Recorded data:

•••

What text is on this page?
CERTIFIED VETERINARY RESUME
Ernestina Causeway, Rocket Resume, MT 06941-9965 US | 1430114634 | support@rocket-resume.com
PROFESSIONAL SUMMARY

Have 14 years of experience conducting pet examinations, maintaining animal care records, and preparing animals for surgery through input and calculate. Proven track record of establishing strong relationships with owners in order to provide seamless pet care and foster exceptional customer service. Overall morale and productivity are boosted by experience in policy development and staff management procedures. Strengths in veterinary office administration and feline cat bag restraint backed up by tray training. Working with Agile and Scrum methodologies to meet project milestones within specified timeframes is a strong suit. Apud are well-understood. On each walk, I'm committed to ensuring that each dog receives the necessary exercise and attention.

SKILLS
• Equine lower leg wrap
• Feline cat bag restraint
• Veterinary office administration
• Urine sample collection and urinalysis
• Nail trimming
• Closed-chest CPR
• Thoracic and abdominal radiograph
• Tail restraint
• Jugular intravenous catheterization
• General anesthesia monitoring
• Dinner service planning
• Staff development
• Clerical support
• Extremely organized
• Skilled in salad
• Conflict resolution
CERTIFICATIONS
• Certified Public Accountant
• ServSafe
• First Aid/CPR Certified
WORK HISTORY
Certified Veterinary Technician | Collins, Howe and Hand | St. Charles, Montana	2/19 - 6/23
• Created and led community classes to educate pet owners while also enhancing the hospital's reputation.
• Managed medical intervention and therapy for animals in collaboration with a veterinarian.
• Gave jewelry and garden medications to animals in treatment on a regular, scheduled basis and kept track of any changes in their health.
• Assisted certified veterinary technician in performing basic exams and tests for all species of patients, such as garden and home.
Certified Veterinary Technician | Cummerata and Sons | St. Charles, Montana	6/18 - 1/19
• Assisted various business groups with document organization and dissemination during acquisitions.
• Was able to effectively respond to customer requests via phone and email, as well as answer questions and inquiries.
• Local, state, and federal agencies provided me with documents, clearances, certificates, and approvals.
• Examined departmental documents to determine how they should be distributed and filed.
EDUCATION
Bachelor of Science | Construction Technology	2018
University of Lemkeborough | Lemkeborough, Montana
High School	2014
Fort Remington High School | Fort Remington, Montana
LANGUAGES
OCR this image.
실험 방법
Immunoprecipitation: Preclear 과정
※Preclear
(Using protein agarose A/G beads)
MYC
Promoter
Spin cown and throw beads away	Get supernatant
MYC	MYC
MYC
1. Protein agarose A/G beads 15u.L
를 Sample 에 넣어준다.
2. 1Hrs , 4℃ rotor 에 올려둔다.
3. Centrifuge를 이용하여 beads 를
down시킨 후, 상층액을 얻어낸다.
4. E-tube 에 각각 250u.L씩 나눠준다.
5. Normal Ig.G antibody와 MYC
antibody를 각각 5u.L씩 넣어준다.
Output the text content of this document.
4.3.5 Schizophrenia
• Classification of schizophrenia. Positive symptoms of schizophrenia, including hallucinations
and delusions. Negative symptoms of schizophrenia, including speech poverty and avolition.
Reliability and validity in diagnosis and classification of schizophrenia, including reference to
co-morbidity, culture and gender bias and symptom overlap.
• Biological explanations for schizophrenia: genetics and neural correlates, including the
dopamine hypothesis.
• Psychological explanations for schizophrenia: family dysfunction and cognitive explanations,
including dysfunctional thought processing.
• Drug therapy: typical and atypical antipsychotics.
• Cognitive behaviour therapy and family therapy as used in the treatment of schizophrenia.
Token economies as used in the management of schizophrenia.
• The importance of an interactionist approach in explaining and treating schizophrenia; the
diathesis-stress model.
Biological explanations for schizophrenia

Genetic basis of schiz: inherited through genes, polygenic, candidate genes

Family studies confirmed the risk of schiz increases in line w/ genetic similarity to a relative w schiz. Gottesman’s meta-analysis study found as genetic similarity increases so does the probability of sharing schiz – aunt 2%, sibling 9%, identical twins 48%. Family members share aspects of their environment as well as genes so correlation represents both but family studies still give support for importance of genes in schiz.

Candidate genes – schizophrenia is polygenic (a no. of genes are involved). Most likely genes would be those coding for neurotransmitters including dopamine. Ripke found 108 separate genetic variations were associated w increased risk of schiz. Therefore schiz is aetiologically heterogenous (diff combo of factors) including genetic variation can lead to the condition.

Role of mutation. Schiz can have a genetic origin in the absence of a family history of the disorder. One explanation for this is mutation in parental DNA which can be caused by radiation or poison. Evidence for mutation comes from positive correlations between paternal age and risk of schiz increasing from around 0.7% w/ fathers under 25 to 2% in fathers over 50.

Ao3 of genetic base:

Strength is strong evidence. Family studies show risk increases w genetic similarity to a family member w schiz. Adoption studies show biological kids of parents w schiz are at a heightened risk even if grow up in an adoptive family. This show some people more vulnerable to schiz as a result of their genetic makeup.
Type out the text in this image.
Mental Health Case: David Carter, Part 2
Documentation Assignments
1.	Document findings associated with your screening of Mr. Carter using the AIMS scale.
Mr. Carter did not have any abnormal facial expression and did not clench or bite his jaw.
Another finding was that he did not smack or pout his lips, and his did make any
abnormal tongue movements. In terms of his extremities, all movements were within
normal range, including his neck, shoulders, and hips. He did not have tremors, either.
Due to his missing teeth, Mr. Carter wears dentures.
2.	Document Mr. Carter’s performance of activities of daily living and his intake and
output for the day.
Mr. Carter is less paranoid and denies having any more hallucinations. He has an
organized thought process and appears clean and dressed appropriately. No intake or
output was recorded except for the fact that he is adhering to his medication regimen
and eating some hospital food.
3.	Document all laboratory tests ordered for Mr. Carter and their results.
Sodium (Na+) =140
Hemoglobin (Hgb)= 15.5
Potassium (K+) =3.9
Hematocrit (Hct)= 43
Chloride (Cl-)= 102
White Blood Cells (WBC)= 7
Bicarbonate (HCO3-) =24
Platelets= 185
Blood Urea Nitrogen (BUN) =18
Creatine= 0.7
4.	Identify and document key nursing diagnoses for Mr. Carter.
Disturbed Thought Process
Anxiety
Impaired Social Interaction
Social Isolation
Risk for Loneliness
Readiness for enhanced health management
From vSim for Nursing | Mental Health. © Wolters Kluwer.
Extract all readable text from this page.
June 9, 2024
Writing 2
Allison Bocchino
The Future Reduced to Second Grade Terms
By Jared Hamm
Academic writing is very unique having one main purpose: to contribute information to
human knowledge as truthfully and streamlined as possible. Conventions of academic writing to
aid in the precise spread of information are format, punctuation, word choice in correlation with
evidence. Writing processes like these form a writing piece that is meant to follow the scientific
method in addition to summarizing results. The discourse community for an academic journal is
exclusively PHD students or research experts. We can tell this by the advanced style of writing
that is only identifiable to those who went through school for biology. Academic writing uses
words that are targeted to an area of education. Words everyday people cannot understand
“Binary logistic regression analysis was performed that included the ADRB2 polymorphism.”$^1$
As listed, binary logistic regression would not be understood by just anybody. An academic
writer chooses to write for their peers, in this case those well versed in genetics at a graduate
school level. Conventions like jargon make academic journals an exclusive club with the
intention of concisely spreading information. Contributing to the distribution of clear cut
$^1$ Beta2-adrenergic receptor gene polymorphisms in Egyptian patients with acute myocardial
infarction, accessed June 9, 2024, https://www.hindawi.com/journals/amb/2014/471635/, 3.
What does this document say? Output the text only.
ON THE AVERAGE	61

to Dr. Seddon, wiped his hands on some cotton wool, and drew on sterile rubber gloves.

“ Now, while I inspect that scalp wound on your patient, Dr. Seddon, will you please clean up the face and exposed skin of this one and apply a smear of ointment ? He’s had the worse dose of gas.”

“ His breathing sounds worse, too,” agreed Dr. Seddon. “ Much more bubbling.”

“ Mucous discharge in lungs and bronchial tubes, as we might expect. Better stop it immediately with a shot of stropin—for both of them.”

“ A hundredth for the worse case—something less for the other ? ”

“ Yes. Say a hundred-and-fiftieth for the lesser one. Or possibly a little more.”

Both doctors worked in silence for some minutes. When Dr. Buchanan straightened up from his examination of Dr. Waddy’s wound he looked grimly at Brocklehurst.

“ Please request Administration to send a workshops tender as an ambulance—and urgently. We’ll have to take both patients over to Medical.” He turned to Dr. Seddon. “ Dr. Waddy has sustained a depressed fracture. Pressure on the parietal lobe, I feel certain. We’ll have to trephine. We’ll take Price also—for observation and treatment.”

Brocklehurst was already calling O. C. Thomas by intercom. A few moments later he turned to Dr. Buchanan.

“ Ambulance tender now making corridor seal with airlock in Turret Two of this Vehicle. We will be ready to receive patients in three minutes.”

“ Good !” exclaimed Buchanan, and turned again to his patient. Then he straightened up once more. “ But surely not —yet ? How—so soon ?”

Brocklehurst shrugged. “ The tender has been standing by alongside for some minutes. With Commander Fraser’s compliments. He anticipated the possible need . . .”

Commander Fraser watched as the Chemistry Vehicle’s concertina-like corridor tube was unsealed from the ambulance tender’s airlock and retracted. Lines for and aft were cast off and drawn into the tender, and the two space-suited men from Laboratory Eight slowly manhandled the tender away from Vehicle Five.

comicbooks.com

•••

Work to be completed: Each line above that contains the word "garden" should be copied.

Output of the task:
• Gave jewelry and garden medications to animals in treatment on a regular, scheduled basis and kept track of any changes in their health.
• Assisted certified veterinary technician in performing basic exams and tests for all species of patients, such as garden and home.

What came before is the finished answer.